***** Trecho do texto
A década passada assistiu a uma notável reunião de nações não ocidentais em parcerias econômicas e políticas. Essas instituições multilaterais têm sido apresentadas e promovidas como alternativas a órgãos do poder político e econômico ocidental ‘tradicionais’ como OTAN, FMI e Banco Mundial.

Do crescimento da Organização de Cooperação de Xangai, OCX [ing. Shanghai Cooperation Organization, SCO] ao estabelecimento da União Econômica Eurasiana, UEE [ing. Eurasian Economic Union, EEU] e à estratégia chinesa de “Um Cinturão, Uma Estrada” [ing. One Belt, One Road] para conectar grande parte das terras eurasianas pelo comércio e investimento, e mais recentemente, com o estabelecimento do Banco Asiático de Infraestrutura e Investimento, BAII [ing. Asian Infrastructure Investment Bank, AIIB], esses desenvolvimentos são vistos, por muitos, como essenciais para a descentralização do poder global, desconectando-o dos centros imperiais em Washington, Wall Street, Londres e Bruxelas.

Mas nenhum dos grupos emergentes no Sul Global internacional é mais importante e promissor que a parceria construída, em termos de relações públicas e de efetiva parceria econômica que o grupo dos “países BRICS” (Brasil, Rússia, Índia, China e África do Sul).

Nos países BRICS vivem 46% da população do planeta – mais de 3 bilhões de pessoas (números de 2015) –, o que faz desse o maior bloco mundial em termos de capacidade humana, dentre as alianças globais. O alcance dos BRICS, combinado à crescente firmeza com que os países do bloco se mostram ao mundo, como poder econômico, com certeza está tirando o sono e irritando sensibilidades de muita gente em Washington e em outras capitais ocidentais.
**********
Tarefas propostas.
1. De acordo com o texto sobre os BRICS, que parcela da população do planeta vive nos países do bloco?
2. Reproduza literalmente as entradas, do início delas até a linha que contém "439, 92, 454]", incluindo essa linha.
***** Entradas fornecidas
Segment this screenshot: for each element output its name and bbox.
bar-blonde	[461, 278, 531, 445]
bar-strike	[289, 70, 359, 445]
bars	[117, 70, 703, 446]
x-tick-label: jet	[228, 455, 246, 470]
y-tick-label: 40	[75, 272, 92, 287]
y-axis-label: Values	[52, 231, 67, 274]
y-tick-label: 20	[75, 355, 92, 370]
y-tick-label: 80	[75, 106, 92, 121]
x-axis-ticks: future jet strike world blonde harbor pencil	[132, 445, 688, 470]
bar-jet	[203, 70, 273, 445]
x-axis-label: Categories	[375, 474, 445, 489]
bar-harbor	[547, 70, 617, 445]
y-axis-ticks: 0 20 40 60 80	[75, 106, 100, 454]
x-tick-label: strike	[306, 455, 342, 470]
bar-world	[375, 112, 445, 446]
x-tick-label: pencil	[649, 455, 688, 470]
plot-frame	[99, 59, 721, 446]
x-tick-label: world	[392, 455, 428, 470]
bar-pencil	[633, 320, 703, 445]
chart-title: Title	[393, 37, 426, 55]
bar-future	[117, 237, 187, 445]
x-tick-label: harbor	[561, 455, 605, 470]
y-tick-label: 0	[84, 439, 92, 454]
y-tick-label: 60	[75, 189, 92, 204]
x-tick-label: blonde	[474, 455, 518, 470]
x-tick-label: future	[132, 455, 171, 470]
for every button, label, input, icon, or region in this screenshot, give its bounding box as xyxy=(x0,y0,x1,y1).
**********
Respostas corretas.
1. Nos países BRICS vivem 46% da população do planeta, mais de 3 bilhões de pessoas, segundo números de 2015.

2.
Segment this screenshot: for each element output its name and bbox.
bar-blonde	[461, 278, 531, 445]
bar-strike	[289, 70, 359, 445]
bars	[117, 70, 703, 446]
x-tick-label: jet	[228, 455, 246, 470]
y-tick-label: 40	[75, 272, 92, 287]
y-axis-label: Values	[52, 231, 67, 274]
y-tick-label: 20	[75, 355, 92, 370]
y-tick-label: 80	[75, 106, 92, 121]
x-axis-ticks: future jet strike world blonde harbor pencil	[132, 445, 688, 470]
bar-jet	[203, 70, 273, 445]
x-axis-label: Categories	[375, 474, 445, 489]
bar-harbor	[547, 70, 617, 445]
y-axis-ticks: 0 20 40 60 80	[75, 106, 100, 454]
x-tick-label: strike	[306, 455, 342, 470]
bar-world	[375, 112, 445, 446]
x-tick-label: pencil	[649, 455, 688, 470]
plot-frame	[99, 59, 721, 446]
x-tick-label: world	[392, 455, 428, 470]
bar-pencil	[633, 320, 703, 445]
chart-title: Title	[393, 37, 426, 55]
bar-future	[117, 237, 187, 445]
x-tick-label: harbor	[561, 455, 605, 470]
y-tick-label: 0	[84, 439, 92, 454]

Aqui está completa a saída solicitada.